[BEGIN]
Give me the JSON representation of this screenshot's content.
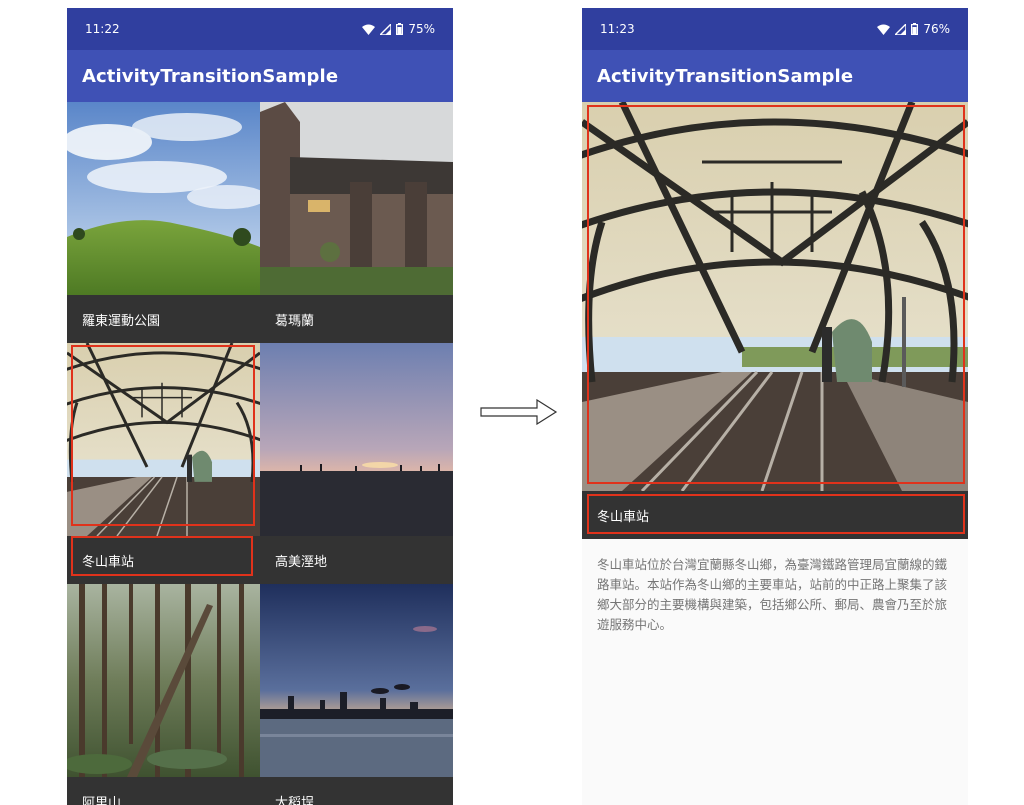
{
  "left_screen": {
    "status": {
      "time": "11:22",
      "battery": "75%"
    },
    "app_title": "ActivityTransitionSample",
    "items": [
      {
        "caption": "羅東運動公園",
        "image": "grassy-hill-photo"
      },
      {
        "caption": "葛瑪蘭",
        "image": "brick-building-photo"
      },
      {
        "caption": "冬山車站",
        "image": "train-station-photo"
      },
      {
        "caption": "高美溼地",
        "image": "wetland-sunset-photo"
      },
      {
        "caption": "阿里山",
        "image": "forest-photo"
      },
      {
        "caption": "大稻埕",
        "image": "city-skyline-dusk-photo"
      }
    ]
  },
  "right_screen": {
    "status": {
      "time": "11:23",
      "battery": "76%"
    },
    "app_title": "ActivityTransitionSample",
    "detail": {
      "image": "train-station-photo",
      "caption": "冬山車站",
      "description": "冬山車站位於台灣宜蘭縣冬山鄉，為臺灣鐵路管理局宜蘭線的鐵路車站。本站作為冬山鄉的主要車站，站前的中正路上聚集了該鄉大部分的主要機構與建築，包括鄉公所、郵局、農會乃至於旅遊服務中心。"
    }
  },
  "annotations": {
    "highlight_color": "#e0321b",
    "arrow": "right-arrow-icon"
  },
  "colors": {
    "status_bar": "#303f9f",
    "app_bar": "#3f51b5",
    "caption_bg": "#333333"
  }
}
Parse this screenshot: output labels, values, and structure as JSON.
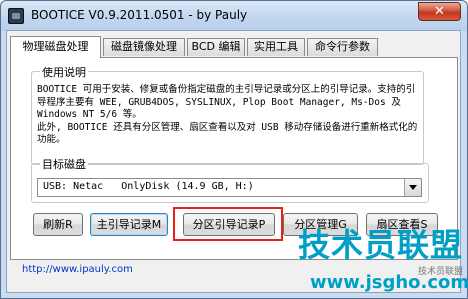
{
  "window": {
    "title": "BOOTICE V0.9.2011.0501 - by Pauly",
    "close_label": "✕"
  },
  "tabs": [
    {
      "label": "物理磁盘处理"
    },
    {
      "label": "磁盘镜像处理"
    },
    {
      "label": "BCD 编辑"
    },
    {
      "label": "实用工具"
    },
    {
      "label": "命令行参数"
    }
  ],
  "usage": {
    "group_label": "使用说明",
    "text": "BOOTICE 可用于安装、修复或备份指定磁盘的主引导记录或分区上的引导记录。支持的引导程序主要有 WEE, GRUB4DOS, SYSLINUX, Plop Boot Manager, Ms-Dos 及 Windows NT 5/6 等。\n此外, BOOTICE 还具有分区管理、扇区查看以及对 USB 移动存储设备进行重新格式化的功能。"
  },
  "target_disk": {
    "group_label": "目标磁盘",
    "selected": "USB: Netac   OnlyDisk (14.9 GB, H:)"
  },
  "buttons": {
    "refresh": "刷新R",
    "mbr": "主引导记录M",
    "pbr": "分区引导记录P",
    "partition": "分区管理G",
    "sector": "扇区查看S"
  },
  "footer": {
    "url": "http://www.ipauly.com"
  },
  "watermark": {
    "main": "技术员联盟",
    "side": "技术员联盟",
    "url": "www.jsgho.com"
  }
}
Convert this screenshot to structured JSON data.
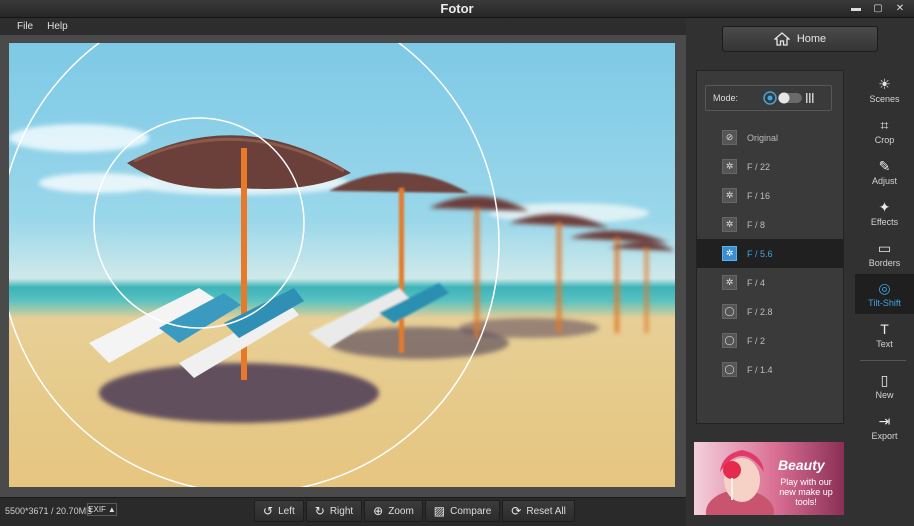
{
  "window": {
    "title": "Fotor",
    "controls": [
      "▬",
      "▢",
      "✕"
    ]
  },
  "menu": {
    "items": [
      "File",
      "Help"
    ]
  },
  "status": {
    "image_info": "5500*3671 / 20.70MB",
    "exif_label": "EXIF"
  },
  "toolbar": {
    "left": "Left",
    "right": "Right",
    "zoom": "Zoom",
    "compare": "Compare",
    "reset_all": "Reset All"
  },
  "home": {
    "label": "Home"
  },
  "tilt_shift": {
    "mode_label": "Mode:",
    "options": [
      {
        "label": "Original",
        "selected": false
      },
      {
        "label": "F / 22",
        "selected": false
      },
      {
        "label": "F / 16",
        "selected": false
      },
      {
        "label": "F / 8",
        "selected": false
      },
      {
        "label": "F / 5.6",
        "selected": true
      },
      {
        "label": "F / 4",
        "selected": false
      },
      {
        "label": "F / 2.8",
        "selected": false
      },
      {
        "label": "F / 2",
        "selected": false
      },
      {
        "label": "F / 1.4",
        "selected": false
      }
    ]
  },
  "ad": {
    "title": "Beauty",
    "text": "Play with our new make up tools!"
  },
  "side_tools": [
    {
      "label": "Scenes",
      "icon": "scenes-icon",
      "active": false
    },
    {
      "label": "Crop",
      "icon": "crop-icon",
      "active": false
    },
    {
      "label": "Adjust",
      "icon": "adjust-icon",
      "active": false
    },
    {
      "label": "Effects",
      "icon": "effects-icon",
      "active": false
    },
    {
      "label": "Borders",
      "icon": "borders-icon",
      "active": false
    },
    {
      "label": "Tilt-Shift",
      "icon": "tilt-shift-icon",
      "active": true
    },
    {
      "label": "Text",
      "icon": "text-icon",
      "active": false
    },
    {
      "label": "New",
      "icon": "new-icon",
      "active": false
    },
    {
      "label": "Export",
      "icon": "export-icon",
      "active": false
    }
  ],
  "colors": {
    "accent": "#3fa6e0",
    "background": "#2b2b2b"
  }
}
[END]
Transcribe every entry above exactly. Omit all pictures.

EXERCISE RESULT:
Give me the JSON representation of this screenshot's content.
{
  "left_screen": {
    "status": {
      "time": "11:22",
      "battery": "75%"
    },
    "app_title": "ActivityTransitionSample",
    "items": [
      {
        "caption": "羅東運動公園",
        "image": "grassy-hill-photo"
      },
      {
        "caption": "葛瑪蘭",
        "image": "brick-building-photo"
      },
      {
        "caption": "冬山車站",
        "image": "train-station-photo"
      },
      {
        "caption": "高美溼地",
        "image": "wetland-sunset-photo"
      },
      {
        "caption": "阿里山",
        "image": "forest-photo"
      },
      {
        "caption": "大稻埕",
        "image": "city-skyline-dusk-photo"
      }
    ]
  },
  "right_screen": {
    "status": {
      "time": "11:23",
      "battery": "76%"
    },
    "app_title": "ActivityTransitionSample",
    "detail": {
      "image": "train-station-photo",
      "caption": "冬山車站",
      "description": "冬山車站位於台灣宜蘭縣冬山鄉，為臺灣鐵路管理局宜蘭線的鐵路車站。本站作為冬山鄉的主要車站，站前的中正路上聚集了該鄉大部分的主要機構與建築，包括鄉公所、郵局、農會乃至於旅遊服務中心。"
    }
  },
  "annotations": {
    "highlight_color": "#e0321b",
    "arrow": "right-arrow-icon"
  },
  "colors": {
    "status_bar": "#303f9f",
    "app_bar": "#3f51b5",
    "caption_bg": "#333333"
  }
}
Parse this screenshot: output labels, values, and structure as JSON.
{
  "window": {
    "title": "BOOTICE V0.9.2011.0501 - by Pauly",
    "close_label": "✕"
  },
  "tabs": [
    {
      "label": "物理磁盘处理"
    },
    {
      "label": "磁盘镜像处理"
    },
    {
      "label": "BCD 编辑"
    },
    {
      "label": "实用工具"
    },
    {
      "label": "命令行参数"
    }
  ],
  "usage": {
    "group_label": "使用说明",
    "text": "BOOTICE 可用于安装、修复或备份指定磁盘的主引导记录或分区上的引导记录。支持的引导程序主要有 WEE, GRUB4DOS, SYSLINUX, Plop Boot Manager, Ms-Dos 及 Windows NT 5/6 等。\n此外, BOOTICE 还具有分区管理、扇区查看以及对 USB 移动存储设备进行重新格式化的功能。"
  },
  "target_disk": {
    "group_label": "目标磁盘",
    "selected": "USB: Netac   OnlyDisk (14.9 GB, H:)"
  },
  "buttons": {
    "refresh": "刷新R",
    "mbr": "主引导记录M",
    "pbr": "分区引导记录P",
    "partition": "分区管理G",
    "sector": "扇区查看S"
  },
  "footer": {
    "url": "http://www.ipauly.com"
  },
  "watermark": {
    "main": "技术员联盟",
    "side": "技术员联盟",
    "url": "www.jsgho.com"
  }
}
Convert this screenshot to structured JSON data.
{
  "window": {
    "title": "Fotor",
    "controls": [
      "▬",
      "▢",
      "✕"
    ]
  },
  "menu": {
    "items": [
      "File",
      "Help"
    ]
  },
  "status": {
    "image_info": "5500*3671 / 20.70MB",
    "exif_label": "EXIF"
  },
  "toolbar": {
    "left": "Left",
    "right": "Right",
    "zoom": "Zoom",
    "compare": "Compare",
    "reset_all": "Reset All"
  },
  "home": {
    "label": "Home"
  },
  "tilt_shift": {
    "mode_label": "Mode:",
    "options": [
      {
        "label": "Original",
        "selected": false
      },
      {
        "label": "F / 22",
        "selected": false
      },
      {
        "label": "F / 16",
        "selected": false
      },
      {
        "label": "F / 8",
        "selected": false
      },
      {
        "label": "F / 5.6",
        "selected": true
      },
      {
        "label": "F / 4",
        "selected": false
      },
      {
        "label": "F / 2.8",
        "selected": false
      },
      {
        "label": "F / 2",
        "selected": false
      },
      {
        "label": "F / 1.4",
        "selected": false
      }
    ]
  },
  "ad": {
    "title": "Beauty",
    "text": "Play with our new make up tools!"
  },
  "side_tools": [
    {
      "label": "Scenes",
      "icon": "scenes-icon",
      "active": false
    },
    {
      "label": "Crop",
      "icon": "crop-icon",
      "active": false
    },
    {
      "label": "Adjust",
      "icon": "adjust-icon",
      "active": false
    },
    {
      "label": "Effects",
      "icon": "effects-icon",
      "active": false
    },
    {
      "label": "Borders",
      "icon": "borders-icon",
      "active": false
    },
    {
      "label": "Tilt-Shift",
      "icon": "tilt-shift-icon",
      "active": true
    },
    {
      "label": "Text",
      "icon": "text-icon",
      "active": false
    },
    {
      "label": "New",
      "icon": "new-icon",
      "active": false
    },
    {
      "label": "Export",
      "icon": "export-icon",
      "active": false
    }
  ],
  "colors": {
    "accent": "#3fa6e0",
    "background": "#2b2b2b"
  }
}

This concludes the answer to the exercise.